> _Task goal_
Copy each line where the word "tutulan" occurs.

──────── Dataset records

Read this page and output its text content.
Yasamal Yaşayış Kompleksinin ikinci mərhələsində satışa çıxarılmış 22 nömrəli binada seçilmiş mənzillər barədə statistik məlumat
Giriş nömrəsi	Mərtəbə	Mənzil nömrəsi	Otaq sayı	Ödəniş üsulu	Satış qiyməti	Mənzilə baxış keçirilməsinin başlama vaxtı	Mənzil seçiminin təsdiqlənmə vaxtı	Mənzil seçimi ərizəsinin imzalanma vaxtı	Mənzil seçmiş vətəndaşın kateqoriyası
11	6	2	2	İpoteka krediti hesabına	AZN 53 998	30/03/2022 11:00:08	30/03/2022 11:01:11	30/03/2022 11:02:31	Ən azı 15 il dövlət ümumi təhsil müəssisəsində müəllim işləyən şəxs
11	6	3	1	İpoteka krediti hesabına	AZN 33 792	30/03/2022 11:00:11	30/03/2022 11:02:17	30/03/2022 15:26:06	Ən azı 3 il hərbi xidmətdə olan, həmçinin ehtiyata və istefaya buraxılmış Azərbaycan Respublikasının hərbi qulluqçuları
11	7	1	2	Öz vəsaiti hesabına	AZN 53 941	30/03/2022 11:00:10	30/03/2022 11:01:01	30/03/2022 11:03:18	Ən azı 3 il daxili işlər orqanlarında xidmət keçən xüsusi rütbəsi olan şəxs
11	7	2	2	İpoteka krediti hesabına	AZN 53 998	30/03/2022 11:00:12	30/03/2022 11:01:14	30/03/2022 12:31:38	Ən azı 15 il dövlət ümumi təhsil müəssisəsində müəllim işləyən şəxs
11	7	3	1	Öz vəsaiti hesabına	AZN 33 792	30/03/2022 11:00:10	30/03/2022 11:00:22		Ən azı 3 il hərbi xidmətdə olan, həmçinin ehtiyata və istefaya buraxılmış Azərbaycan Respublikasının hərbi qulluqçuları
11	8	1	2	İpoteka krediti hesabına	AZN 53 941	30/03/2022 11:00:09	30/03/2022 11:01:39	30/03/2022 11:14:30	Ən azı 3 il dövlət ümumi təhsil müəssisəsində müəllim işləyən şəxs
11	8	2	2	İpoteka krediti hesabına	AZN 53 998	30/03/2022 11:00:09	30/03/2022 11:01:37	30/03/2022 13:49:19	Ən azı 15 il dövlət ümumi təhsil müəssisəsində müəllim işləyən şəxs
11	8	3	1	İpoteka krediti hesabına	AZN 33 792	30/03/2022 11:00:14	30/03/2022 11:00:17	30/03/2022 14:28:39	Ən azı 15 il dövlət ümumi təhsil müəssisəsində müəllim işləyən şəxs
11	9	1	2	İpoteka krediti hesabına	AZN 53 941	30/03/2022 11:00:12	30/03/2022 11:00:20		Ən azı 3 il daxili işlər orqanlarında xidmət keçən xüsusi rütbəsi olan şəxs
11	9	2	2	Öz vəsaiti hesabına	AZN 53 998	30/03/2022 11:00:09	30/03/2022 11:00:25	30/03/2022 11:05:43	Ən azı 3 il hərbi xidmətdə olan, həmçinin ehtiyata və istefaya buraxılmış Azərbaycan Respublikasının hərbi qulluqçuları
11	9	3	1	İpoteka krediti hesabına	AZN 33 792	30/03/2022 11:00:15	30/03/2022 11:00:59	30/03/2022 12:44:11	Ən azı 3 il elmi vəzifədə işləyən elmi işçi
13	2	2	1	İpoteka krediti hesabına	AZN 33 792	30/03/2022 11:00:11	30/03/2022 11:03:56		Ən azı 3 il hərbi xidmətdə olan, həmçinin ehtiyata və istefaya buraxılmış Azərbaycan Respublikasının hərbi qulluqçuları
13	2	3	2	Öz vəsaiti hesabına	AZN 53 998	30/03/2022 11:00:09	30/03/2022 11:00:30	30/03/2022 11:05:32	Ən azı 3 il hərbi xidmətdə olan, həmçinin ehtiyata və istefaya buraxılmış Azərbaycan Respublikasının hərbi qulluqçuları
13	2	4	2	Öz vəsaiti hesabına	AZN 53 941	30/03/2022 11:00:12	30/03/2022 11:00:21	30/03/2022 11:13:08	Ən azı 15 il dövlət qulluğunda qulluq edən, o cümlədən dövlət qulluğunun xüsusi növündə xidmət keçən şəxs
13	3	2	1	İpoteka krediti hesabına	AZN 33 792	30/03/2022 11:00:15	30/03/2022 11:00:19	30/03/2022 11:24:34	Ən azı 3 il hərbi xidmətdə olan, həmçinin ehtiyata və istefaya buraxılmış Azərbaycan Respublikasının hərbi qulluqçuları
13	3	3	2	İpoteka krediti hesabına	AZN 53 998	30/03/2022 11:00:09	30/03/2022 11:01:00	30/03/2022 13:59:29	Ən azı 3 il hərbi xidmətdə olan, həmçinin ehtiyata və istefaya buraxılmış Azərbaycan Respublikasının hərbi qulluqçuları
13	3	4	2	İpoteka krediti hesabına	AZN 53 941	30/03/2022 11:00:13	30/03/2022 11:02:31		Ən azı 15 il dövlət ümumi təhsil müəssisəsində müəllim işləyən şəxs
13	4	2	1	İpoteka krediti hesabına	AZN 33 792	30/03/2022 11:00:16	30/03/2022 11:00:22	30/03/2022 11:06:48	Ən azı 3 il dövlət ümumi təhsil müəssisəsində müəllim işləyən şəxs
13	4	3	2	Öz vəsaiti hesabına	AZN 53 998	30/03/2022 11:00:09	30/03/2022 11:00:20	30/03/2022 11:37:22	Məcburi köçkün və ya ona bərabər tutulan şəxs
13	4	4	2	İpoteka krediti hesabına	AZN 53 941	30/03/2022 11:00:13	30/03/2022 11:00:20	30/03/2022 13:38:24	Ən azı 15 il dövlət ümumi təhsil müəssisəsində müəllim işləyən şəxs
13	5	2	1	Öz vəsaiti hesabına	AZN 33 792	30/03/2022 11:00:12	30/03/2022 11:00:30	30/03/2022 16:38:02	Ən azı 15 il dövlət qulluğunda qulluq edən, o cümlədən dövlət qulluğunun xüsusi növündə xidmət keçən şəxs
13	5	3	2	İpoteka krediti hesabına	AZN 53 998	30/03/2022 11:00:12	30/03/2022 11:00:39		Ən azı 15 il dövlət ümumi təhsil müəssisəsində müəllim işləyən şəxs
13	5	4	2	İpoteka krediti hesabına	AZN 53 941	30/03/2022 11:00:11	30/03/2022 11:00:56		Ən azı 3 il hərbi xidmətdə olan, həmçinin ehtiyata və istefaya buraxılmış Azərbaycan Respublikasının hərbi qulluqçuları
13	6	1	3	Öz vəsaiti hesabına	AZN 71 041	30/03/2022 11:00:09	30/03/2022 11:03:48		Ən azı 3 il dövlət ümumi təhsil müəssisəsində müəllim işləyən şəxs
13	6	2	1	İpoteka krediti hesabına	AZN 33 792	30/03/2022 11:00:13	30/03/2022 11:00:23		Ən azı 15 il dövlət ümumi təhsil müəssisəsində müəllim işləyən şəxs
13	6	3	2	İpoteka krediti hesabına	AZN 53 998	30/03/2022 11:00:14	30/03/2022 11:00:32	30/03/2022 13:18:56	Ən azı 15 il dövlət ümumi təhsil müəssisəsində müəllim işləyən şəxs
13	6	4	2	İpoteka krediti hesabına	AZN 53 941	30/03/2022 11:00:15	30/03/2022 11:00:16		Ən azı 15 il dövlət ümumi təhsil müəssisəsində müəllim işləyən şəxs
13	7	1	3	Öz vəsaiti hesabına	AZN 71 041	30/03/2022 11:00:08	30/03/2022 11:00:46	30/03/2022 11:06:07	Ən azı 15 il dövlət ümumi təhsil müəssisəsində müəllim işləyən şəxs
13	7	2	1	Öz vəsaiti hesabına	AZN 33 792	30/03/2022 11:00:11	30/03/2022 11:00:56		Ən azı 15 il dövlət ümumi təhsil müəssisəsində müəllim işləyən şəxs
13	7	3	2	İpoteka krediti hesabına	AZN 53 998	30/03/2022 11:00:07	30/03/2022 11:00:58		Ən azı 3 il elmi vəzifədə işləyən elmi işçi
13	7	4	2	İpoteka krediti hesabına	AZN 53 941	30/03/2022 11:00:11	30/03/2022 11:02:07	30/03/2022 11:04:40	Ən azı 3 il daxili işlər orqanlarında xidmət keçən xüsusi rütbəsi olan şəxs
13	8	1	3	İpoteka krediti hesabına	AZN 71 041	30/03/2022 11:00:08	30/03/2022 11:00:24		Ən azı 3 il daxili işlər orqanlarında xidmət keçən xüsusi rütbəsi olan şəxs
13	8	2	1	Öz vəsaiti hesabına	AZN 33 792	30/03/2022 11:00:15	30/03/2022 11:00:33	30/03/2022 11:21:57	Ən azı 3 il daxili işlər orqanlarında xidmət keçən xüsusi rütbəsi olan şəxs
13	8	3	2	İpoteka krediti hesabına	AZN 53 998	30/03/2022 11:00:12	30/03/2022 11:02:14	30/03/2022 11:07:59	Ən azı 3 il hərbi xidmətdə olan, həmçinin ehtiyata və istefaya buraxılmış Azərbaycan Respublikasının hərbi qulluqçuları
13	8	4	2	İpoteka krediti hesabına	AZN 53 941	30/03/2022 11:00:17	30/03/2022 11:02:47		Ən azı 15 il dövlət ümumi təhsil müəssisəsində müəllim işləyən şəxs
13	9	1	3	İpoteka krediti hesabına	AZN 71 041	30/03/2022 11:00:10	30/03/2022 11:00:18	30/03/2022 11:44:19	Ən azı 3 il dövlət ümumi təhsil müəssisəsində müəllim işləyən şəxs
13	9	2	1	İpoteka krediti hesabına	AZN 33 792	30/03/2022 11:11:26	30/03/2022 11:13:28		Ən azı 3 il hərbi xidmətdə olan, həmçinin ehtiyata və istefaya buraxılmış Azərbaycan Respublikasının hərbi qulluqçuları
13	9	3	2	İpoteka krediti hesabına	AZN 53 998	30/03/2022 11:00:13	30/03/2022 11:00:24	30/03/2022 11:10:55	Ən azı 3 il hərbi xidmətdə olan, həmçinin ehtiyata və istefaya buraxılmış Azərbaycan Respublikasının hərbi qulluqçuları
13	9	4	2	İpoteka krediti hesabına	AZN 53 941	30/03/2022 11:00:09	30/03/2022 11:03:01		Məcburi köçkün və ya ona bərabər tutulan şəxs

────────────────

> _Exercise answer_
13	4	3	2	Öz vəsaiti hesabına	AZN 53 998	30/03/2022 11:00:09	30/03/2022 11:00:20	30/03/2022 11:37:22	Məcburi köçkün və ya ona bərabər tutulan şəxs
13	9	4	2	İpoteka krediti hesabına	AZN 53 941	30/03/2022 11:00:09	30/03/2022 11:03:01		Məcburi köçkün və ya ona bərabər tutulan şəxs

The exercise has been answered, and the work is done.